==== Brano da leggere ====
Fra gli eventi che hanno accompagnato la 22esima edizione del Milano Film Festival, il più curioso è stato senz’altro NOI. Milano 1968-1977, installazione multischermo allestita presso gli spazi di BASE Milano per tutta la durata del festival. Nel testo di presentazione, il lavoro viene descritto con queste parole: «Attraverso 14 ore di filmati girati tra il ’67 e il ’77 dal Collettivo Cinema Militante e restaurati per l’occasione, NOI torna agli anni della rivolta studentesca per comprenderne mitologie e ritualità, per indagare la generazione che ruppe col mondo dei padri e che lottò in nome di nuove ideologie. Com’è accaduto che, nell’arco di cinquant’anni, il “noi” rivoluzionario si sia trasformato in discorso individuale?». Per rispondere a questa e a molte altre domande che l’installazione ci ha suscitato, abbiamo incontrato Alberto Saibene, che ha curato il progetto insieme ad Alberica Archinto e a Ranuccio Sodi – uno dei testimoni diretti di quella stagione, nonché membro del Collettivo Cinema Militante.


Innanzitutto, mi piacerebbe sapere come si è arrivati a un progetto di questo tipo. Invece di approntare un documentario di montaggio, avete optato per una specie di “visione sinottica”. C’è un motivo particolare?

La nostra idea, che si è formalizzata un po’ alla volta, è stata quella di disporre i materiali in una mostra o, si direbbe oggi, installazione. C’è stata anche la possibilità di vedere i film integralmente ma, a meno di essere molto appassionati, sono documenti che hanno più un valore storico, che filmico.  A quel punto abbiamo pensato che, pur in un percorso cronologico, la visione dovesse essere libera. Ogni spettatore è messo nella condizione di fare un suo montaggio e di percorrere come vuole quegli spazi.
==== Materiale mostrato ====
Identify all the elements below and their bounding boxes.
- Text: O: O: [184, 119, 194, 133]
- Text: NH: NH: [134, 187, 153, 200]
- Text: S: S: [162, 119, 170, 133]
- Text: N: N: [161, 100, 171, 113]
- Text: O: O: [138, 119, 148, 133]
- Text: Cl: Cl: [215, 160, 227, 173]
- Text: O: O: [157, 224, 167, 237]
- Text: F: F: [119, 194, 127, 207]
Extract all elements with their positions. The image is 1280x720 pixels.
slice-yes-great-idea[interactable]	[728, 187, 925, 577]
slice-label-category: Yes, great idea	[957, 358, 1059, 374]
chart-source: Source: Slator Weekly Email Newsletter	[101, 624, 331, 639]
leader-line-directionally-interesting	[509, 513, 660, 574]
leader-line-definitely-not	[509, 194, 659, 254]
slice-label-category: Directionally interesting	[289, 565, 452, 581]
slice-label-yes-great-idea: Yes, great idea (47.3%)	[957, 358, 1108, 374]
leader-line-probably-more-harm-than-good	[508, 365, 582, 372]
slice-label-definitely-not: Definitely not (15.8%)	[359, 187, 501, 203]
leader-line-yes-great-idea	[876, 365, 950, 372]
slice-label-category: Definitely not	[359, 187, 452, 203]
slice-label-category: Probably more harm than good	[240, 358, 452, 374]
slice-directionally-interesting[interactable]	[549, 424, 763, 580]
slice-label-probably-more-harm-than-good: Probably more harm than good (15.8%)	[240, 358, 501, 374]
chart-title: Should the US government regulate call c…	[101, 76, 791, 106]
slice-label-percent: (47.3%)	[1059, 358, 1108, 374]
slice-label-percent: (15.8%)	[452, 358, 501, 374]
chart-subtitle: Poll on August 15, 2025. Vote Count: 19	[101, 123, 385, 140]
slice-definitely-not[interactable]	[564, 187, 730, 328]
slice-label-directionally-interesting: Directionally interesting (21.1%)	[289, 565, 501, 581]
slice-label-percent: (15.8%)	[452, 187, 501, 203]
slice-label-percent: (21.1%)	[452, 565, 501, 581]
====
→ **Consegna**: Riscrivi il passo dell'intervista compreso tra "Innanzitutto, mi piacerebbe" e "un motivo particolare?", estremi inclusi, cambiando "documentario" in "cortometraggio".

→ **Risposta corretta**:
Innanzitutto, mi piacerebbe sapere come si è arrivati a un progetto di questo tipo. Invece di approntare un cortometraggio di montaggio, avete optato per una specie di “visione sinottica”. C’è un motivo particolare?